___ Extracted material ___
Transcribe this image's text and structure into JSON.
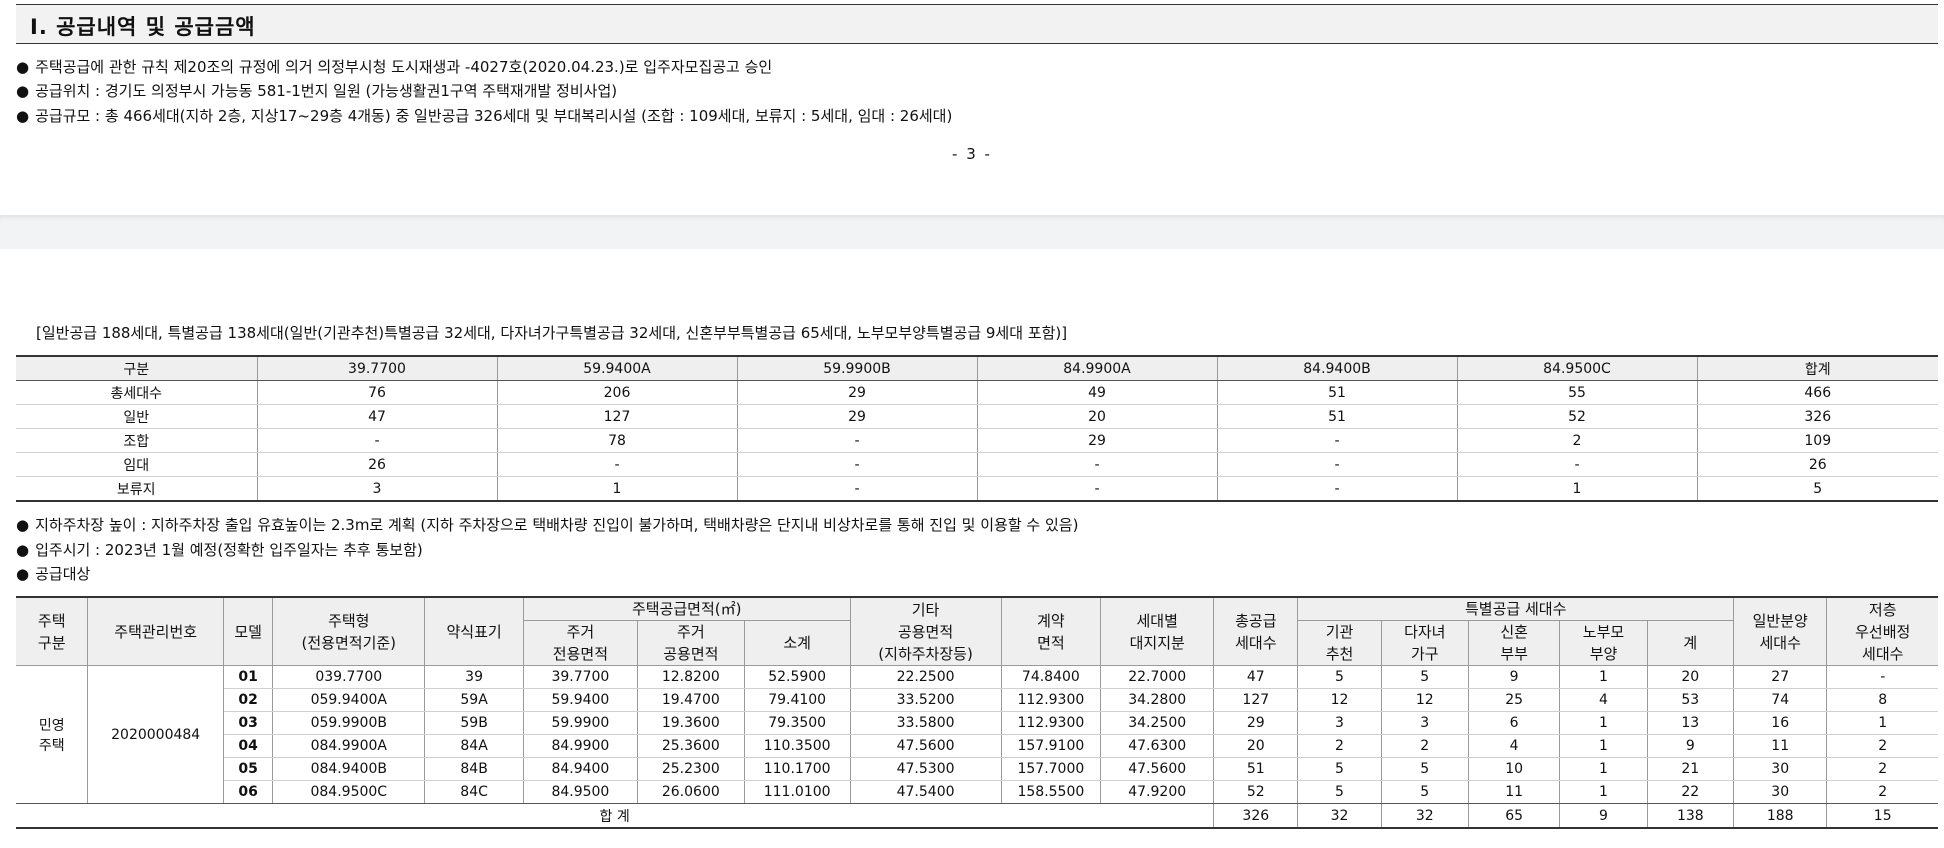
{
  "section": {
    "title": "Ⅰ. 공급내역 및 공급금액"
  },
  "bullet_symbol": "●",
  "bullets_top": [
    "주택공급에 관한 규칙 제20조의 규정에 의거 의정부시청 도시재생과 -4027호(2020.04.23.)로 입주자모집공고 승인",
    "공급위치 : 경기도 의정부시 가능동 581-1번지 일원 (가능생활권1구역 주택재개발 정비사업)",
    "공급규모 : 총 466세대(지하 2층, 지상17~29층 4개동) 중 일반공급 326세대 및 부대복리시설 (조합 : 109세대, 보류지 : 5세대, 임대 : 26세대)"
  ],
  "page_number": "- 3 -",
  "note": "[일반공급 188세대, 특별공급 138세대(일반(기관추천)특별공급 32세대, 다자녀가구특별공급 32세대, 신혼부부특별공급 65세대, 노부모부양특별공급 9세대 포함)]",
  "summary_table": {
    "headers": [
      "구분",
      "39.7700",
      "59.9400A",
      "59.9900B",
      "84.9900A",
      "84.9400B",
      "84.9500C",
      "합계"
    ],
    "rows": [
      [
        "총세대수",
        "76",
        "206",
        "29",
        "49",
        "51",
        "55",
        "466"
      ],
      [
        "일반",
        "47",
        "127",
        "29",
        "20",
        "51",
        "52",
        "326"
      ],
      [
        "조합",
        "-",
        "78",
        "-",
        "29",
        "-",
        "2",
        "109"
      ],
      [
        "임대",
        "26",
        "-",
        "-",
        "-",
        "-",
        "-",
        "26"
      ],
      [
        "보류지",
        "3",
        "1",
        "-",
        "-",
        "-",
        "1",
        "5"
      ]
    ]
  },
  "bullets_bottom": [
    "지하주차장 높이 : 지하주차장 출입 유효높이는 2.3m로 계획 (지하 주차장으로 택배차량 진입이 불가하며, 택배차량은 단지내 비상차로를 통해 진입 및 이용할 수 있음)",
    "입주시기 : 2023년 1월 예정(정확한 입주일자는 추후 통보함)",
    "공급대상"
  ],
  "supply_table": {
    "h": {
      "type": "주택\n구분",
      "mgmt_no": "주택관리번호",
      "model": "모델",
      "house_type": "주택형\n(전용면적기준)",
      "abbr": "약식표기",
      "area_group": "주택공급면적(㎡)",
      "exclusive": "주거\n전용면적",
      "common": "주거\n공용면적",
      "subtotal": "소계",
      "other_common": "기타\n공용면적\n(지하주차장등)",
      "contract_area": "계약\n면적",
      "land_share": "세대별\n대지지분",
      "total_units": "총공급\n세대수",
      "special_group": "특별공급 세대수",
      "sp_inst": "기관\n추천",
      "sp_multi": "다자녀\n가구",
      "sp_newlywed": "신혼\n부부",
      "sp_elderly": "노부모\n부양",
      "sp_sum": "계",
      "general": "일반분양\n세대수",
      "low_floor": "저층\n우선배정\n세대수"
    },
    "house_type_label": "민영\n주택",
    "mgmt_number": "2020000484",
    "rows": [
      [
        "01",
        "039.7700",
        "39",
        "39.7700",
        "12.8200",
        "52.5900",
        "22.2500",
        "74.8400",
        "22.7000",
        "47",
        "5",
        "5",
        "9",
        "1",
        "20",
        "27",
        "-"
      ],
      [
        "02",
        "059.9400A",
        "59A",
        "59.9400",
        "19.4700",
        "79.4100",
        "33.5200",
        "112.9300",
        "34.2800",
        "127",
        "12",
        "12",
        "25",
        "4",
        "53",
        "74",
        "8"
      ],
      [
        "03",
        "059.9900B",
        "59B",
        "59.9900",
        "19.3600",
        "79.3500",
        "33.5800",
        "112.9300",
        "34.2500",
        "29",
        "3",
        "3",
        "6",
        "1",
        "13",
        "16",
        "1"
      ],
      [
        "04",
        "084.9900A",
        "84A",
        "84.9900",
        "25.3600",
        "110.3500",
        "47.5600",
        "157.9100",
        "47.6300",
        "20",
        "2",
        "2",
        "4",
        "1",
        "9",
        "11",
        "2"
      ],
      [
        "05",
        "084.9400B",
        "84B",
        "84.9400",
        "25.2300",
        "110.1700",
        "47.5300",
        "157.7000",
        "47.5600",
        "51",
        "5",
        "5",
        "10",
        "1",
        "21",
        "30",
        "2"
      ],
      [
        "06",
        "084.9500C",
        "84C",
        "84.9500",
        "26.0600",
        "111.0100",
        "47.5400",
        "158.5500",
        "47.9200",
        "52",
        "5",
        "5",
        "11",
        "1",
        "22",
        "30",
        "2"
      ]
    ],
    "total_label": "합 계",
    "totals": [
      "326",
      "32",
      "32",
      "65",
      "9",
      "138",
      "188",
      "15"
    ]
  }
}
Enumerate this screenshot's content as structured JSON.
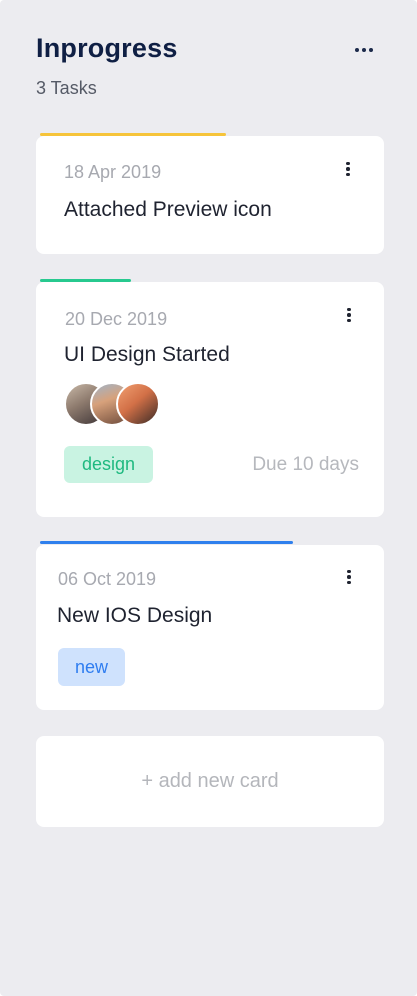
{
  "column": {
    "title": "Inprogress",
    "task_count": "3 Tasks",
    "menu_icon": "more-horizontal-icon"
  },
  "cards": [
    {
      "date": "18 Apr 2019",
      "title": "Attached Preview icon",
      "accent_color": "#f6c43a",
      "menu_icon": "more-vertical-icon"
    },
    {
      "date": "20 Dec 2019",
      "title": "UI Design Started",
      "accent_color": "#27c98f",
      "menu_icon": "more-vertical-icon",
      "avatars": [
        "avatar-1",
        "avatar-2",
        "avatar-3"
      ],
      "tag": {
        "label": "design",
        "bg": "#c9f3e2",
        "color": "#1fb980"
      },
      "due": "Due 10 days"
    },
    {
      "date": "06 Oct 2019",
      "title": "New IOS Design",
      "accent_color": "#2f80ed",
      "menu_icon": "more-vertical-icon",
      "tag": {
        "label": "new",
        "bg": "#cfe2fd",
        "color": "#2f7df0"
      }
    }
  ],
  "add_card_label": "+ add new card"
}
___
■ What is expected ■
Without the pictures, reproduce every line of the records above exactly.

■ Response to the task ■
Transcribe this image's text and structure into JSON.
{
  "section": {
    "title": "Ⅰ. 공급내역 및 공급금액"
  },
  "bullet_symbol": "●",
  "bullets_top": [
    "주택공급에 관한 규칙 제20조의 규정에 의거 의정부시청 도시재생과 -4027호(2020.04.23.)로 입주자모집공고 승인",
    "공급위치 : 경기도 의정부시 가능동 581-1번지 일원 (가능생활권1구역 주택재개발 정비사업)",
    "공급규모 : 총 466세대(지하 2층, 지상17~29층 4개동) 중 일반공급 326세대 및 부대복리시설 (조합 : 109세대, 보류지 : 5세대, 임대 : 26세대)"
  ],
  "page_number": "- 3 -",
  "note": "[일반공급 188세대, 특별공급 138세대(일반(기관추천)특별공급 32세대, 다자녀가구특별공급 32세대, 신혼부부특별공급 65세대, 노부모부양특별공급 9세대 포함)]",
  "summary_table": {
    "headers": [
      "구분",
      "39.7700",
      "59.9400A",
      "59.9900B",
      "84.9900A",
      "84.9400B",
      "84.9500C",
      "합계"
    ],
    "rows": [
      [
        "총세대수",
        "76",
        "206",
        "29",
        "49",
        "51",
        "55",
        "466"
      ],
      [
        "일반",
        "47",
        "127",
        "29",
        "20",
        "51",
        "52",
        "326"
      ],
      [
        "조합",
        "-",
        "78",
        "-",
        "29",
        "-",
        "2",
        "109"
      ],
      [
        "임대",
        "26",
        "-",
        "-",
        "-",
        "-",
        "-",
        "26"
      ],
      [
        "보류지",
        "3",
        "1",
        "-",
        "-",
        "-",
        "1",
        "5"
      ]
    ]
  },
  "bullets_bottom": [
    "지하주차장 높이 : 지하주차장 출입 유효높이는 2.3m로 계획 (지하 주차장으로 택배차량 진입이 불가하며, 택배차량은 단지내 비상차로를 통해 진입 및 이용할 수 있음)",
    "입주시기 : 2023년 1월 예정(정확한 입주일자는 추후 통보함)",
    "공급대상"
  ],
  "supply_table": {
    "h": {
      "type": "주택\n구분",
      "mgmt_no": "주택관리번호",
      "model": "모델",
      "house_type": "주택형\n(전용면적기준)",
      "abbr": "약식표기",
      "area_group": "주택공급면적(㎡)",
      "exclusive": "주거\n전용면적",
      "common": "주거\n공용면적",
      "subtotal": "소계",
      "other_common": "기타\n공용면적\n(지하주차장등)",
      "contract_area": "계약\n면적",
      "land_share": "세대별\n대지지분",
      "total_units": "총공급\n세대수",
      "special_group": "특별공급 세대수",
      "sp_inst": "기관\n추천",
      "sp_multi": "다자녀\n가구",
      "sp_newlywed": "신혼\n부부",
      "sp_elderly": "노부모\n부양",
      "sp_sum": "계",
      "general": "일반분양\n세대수",
      "low_floor": "저층\n우선배정\n세대수"
    },
    "house_type_label": "민영\n주택",
    "mgmt_number": "2020000484",
    "rows": [
      [
        "01",
        "039.7700",
        "39",
        "39.7700",
        "12.8200",
        "52.5900",
        "22.2500",
        "74.8400",
        "22.7000",
        "47",
        "5",
        "5",
        "9",
        "1",
        "20",
        "27",
        "-"
      ],
      [
        "02",
        "059.9400A",
        "59A",
        "59.9400",
        "19.4700",
        "79.4100",
        "33.5200",
        "112.9300",
        "34.2800",
        "127",
        "12",
        "12",
        "25",
        "4",
        "53",
        "74",
        "8"
      ],
      [
        "03",
        "059.9900B",
        "59B",
        "59.9900",
        "19.3600",
        "79.3500",
        "33.5800",
        "112.9300",
        "34.2500",
        "29",
        "3",
        "3",
        "6",
        "1",
        "13",
        "16",
        "1"
      ],
      [
        "04",
        "084.9900A",
        "84A",
        "84.9900",
        "25.3600",
        "110.3500",
        "47.5600",
        "157.9100",
        "47.6300",
        "20",
        "2",
        "2",
        "4",
        "1",
        "9",
        "11",
        "2"
      ],
      [
        "05",
        "084.9400B",
        "84B",
        "84.9400",
        "25.2300",
        "110.1700",
        "47.5300",
        "157.7000",
        "47.5600",
        "51",
        "5",
        "5",
        "10",
        "1",
        "21",
        "30",
        "2"
      ],
      [
        "06",
        "084.9500C",
        "84C",
        "84.9500",
        "26.0600",
        "111.0100",
        "47.5400",
        "158.5500",
        "47.9200",
        "52",
        "5",
        "5",
        "11",
        "1",
        "22",
        "30",
        "2"
      ]
    ],
    "total_label": "합 계",
    "totals": [
      "326",
      "32",
      "32",
      "65",
      "9",
      "138",
      "188",
      "15"
    ]
  }
}
Enumerate this screenshot's content as structured JSON.
{
  "column": {
    "title": "Inprogress",
    "task_count": "3 Tasks",
    "menu_icon": "more-horizontal-icon"
  },
  "cards": [
    {
      "date": "18 Apr 2019",
      "title": "Attached Preview icon",
      "accent_color": "#f6c43a",
      "menu_icon": "more-vertical-icon"
    },
    {
      "date": "20 Dec 2019",
      "title": "UI Design Started",
      "accent_color": "#27c98f",
      "menu_icon": "more-vertical-icon",
      "avatars": [
        "avatar-1",
        "avatar-2",
        "avatar-3"
      ],
      "tag": {
        "label": "design",
        "bg": "#c9f3e2",
        "color": "#1fb980"
      },
      "due": "Due 10 days"
    },
    {
      "date": "06 Oct 2019",
      "title": "New IOS Design",
      "accent_color": "#2f80ed",
      "menu_icon": "more-vertical-icon",
      "tag": {
        "label": "new",
        "bg": "#cfe2fd",
        "color": "#2f7df0"
      }
    }
  ],
  "add_card_label": "+ add new card"
}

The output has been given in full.